- [Written request] Answer with one number only: the number of lines that include the word "Desktop".

:: Data entries ::

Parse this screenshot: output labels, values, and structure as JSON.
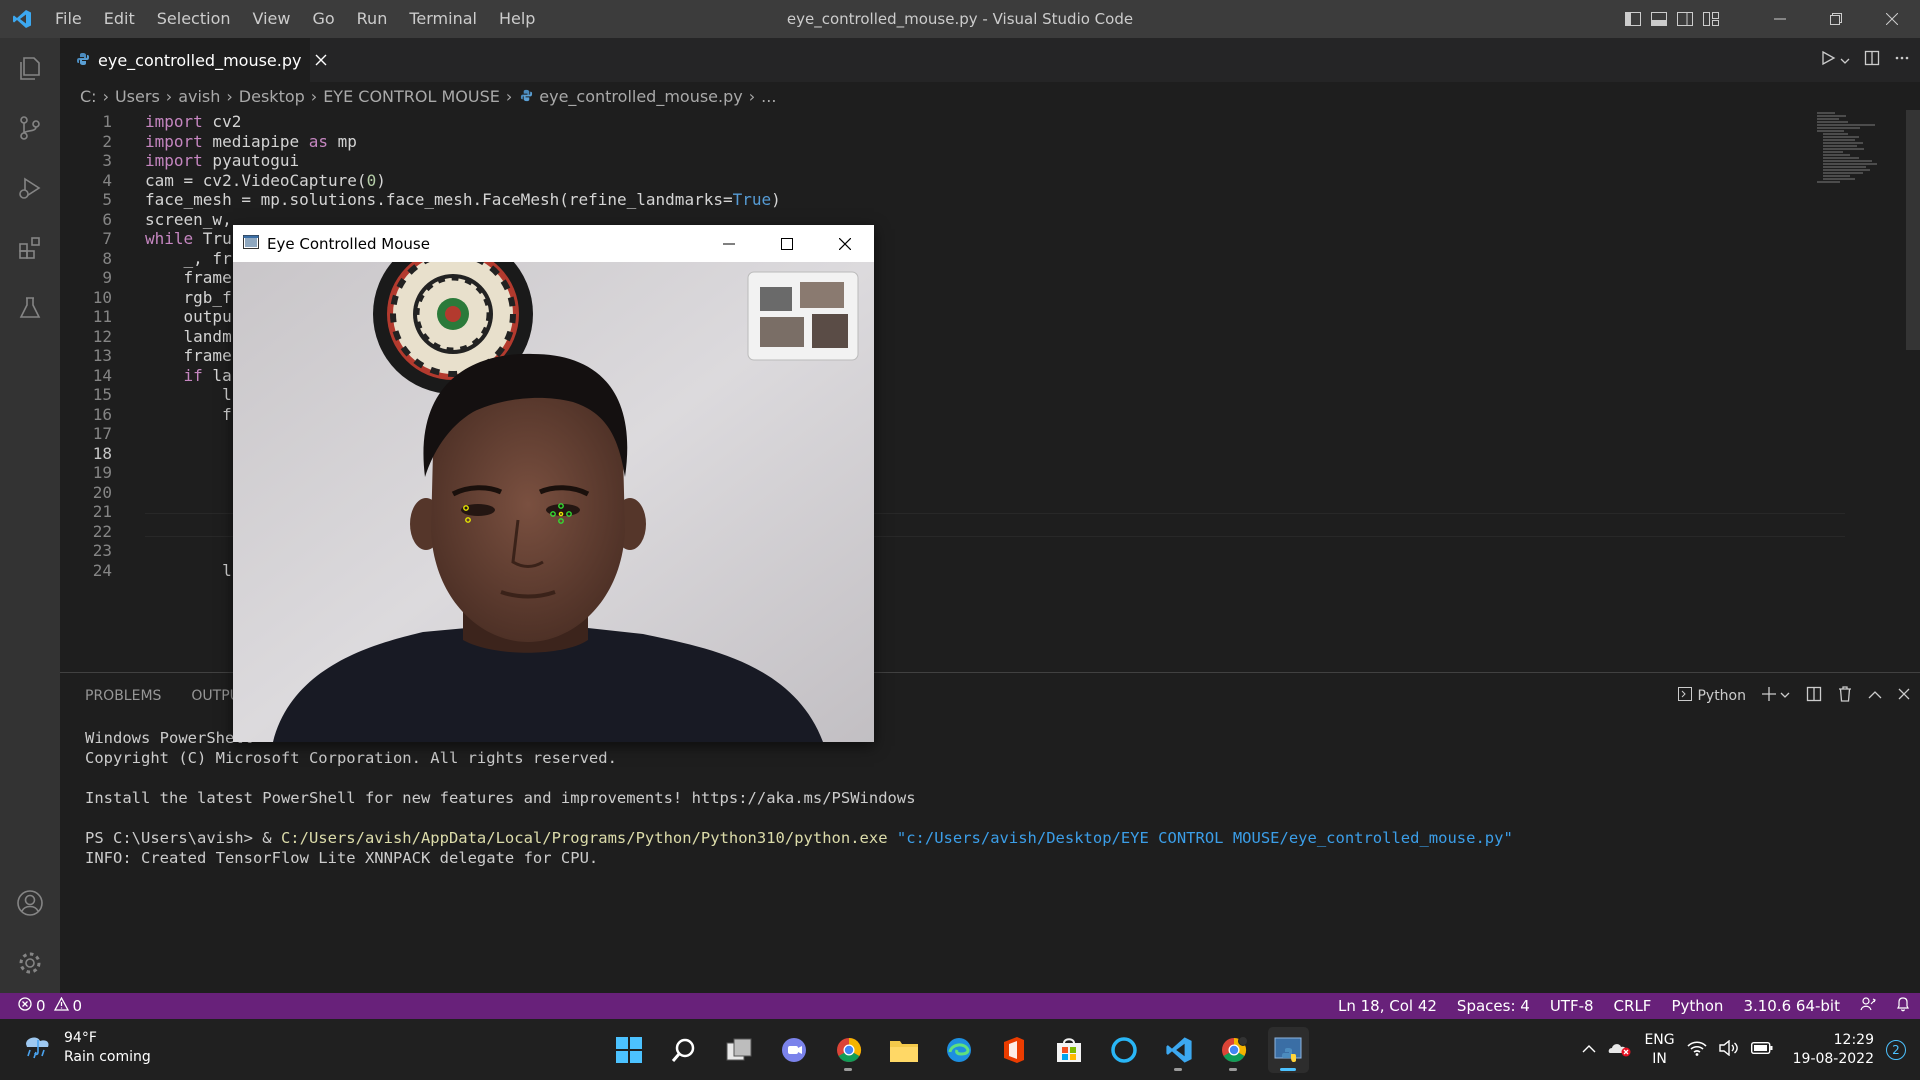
{
  "window": {
    "title": "eye_controlled_mouse.py - Visual Studio Code",
    "menu": [
      "File",
      "Edit",
      "Selection",
      "View",
      "Go",
      "Run",
      "Terminal",
      "Help"
    ]
  },
  "tab": {
    "label": "eye_controlled_mouse.py"
  },
  "breadcrumb": [
    "C:",
    "Users",
    "avish",
    "Desktop",
    "EYE CONTROL MOUSE",
    "eye_controlled_mouse.py",
    "..."
  ],
  "editor": {
    "active_line": 18,
    "lines": [
      {
        "n": "1",
        "code": "import cv2"
      },
      {
        "n": "2",
        "code": "import mediapipe as mp"
      },
      {
        "n": "3",
        "code": "import pyautogui"
      },
      {
        "n": "4",
        "code": "cam = cv2.VideoCapture(0)"
      },
      {
        "n": "5",
        "code": "face_mesh = mp.solutions.face_mesh.FaceMesh(refine_landmarks=True)"
      },
      {
        "n": "6",
        "code": "screen_w,"
      },
      {
        "n": "7",
        "code": "while Tru"
      },
      {
        "n": "8",
        "code": "    _, fr"
      },
      {
        "n": "9",
        "code": "    frame"
      },
      {
        "n": "10",
        "code": "    rgb_f"
      },
      {
        "n": "11",
        "code": "    outpu"
      },
      {
        "n": "12",
        "code": "    landm"
      },
      {
        "n": "13",
        "code": "    frame"
      },
      {
        "n": "14",
        "code": "    if la"
      },
      {
        "n": "15",
        "code": "        l"
      },
      {
        "n": "16",
        "code": "        f"
      },
      {
        "n": "17",
        "code": ""
      },
      {
        "n": "18",
        "code": ""
      },
      {
        "n": "19",
        "code": ""
      },
      {
        "n": "20",
        "code": ""
      },
      {
        "n": "21",
        "code": ""
      },
      {
        "n": "22",
        "code": ""
      },
      {
        "n": "23",
        "code": ""
      },
      {
        "n": "24",
        "code": "        l"
      }
    ]
  },
  "panel": {
    "tabs": [
      "PROBLEMS",
      "OUTPUT"
    ],
    "shell": "Python",
    "terminal": {
      "l1": "Windows PowerShell",
      "l2": "Copyright (C) Microsoft Corporation. All rights reserved.",
      "l3": "Install the latest PowerShell for new features and improvements! https://aka.ms/PSWindows",
      "prompt": "PS C:\\Users\\avish> & ",
      "exe": "C:/Users/avish/AppData/Local/Programs/Python/Python310/python.exe",
      "arg": "\"c:/Users/avish/Desktop/EYE CONTROL MOUSE/eye_controlled_mouse.py\"",
      "l5": "INFO: Created TensorFlow Lite XNNPACK delegate for CPU."
    }
  },
  "status": {
    "errors": "0",
    "warnings": "0",
    "position": "Ln 18, Col 42",
    "spaces": "Spaces: 4",
    "encoding": "UTF-8",
    "eol": "CRLF",
    "language": "Python",
    "interpreter": "3.10.6 64-bit"
  },
  "cv_window": {
    "title": "Eye Controlled Mouse"
  },
  "taskbar": {
    "temp": "94°F",
    "weather": "Rain coming",
    "lang1": "ENG",
    "lang2": "IN",
    "time": "12:29",
    "date": "19-08-2022",
    "notifications": "2"
  },
  "colors": {
    "statusbar": "#68217a",
    "titlebar": "#3c3c3c",
    "activity": "#333333",
    "keyword": "#c586c0",
    "constant": "#569cd6"
  }
}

:::

- [Result for this exercise] 2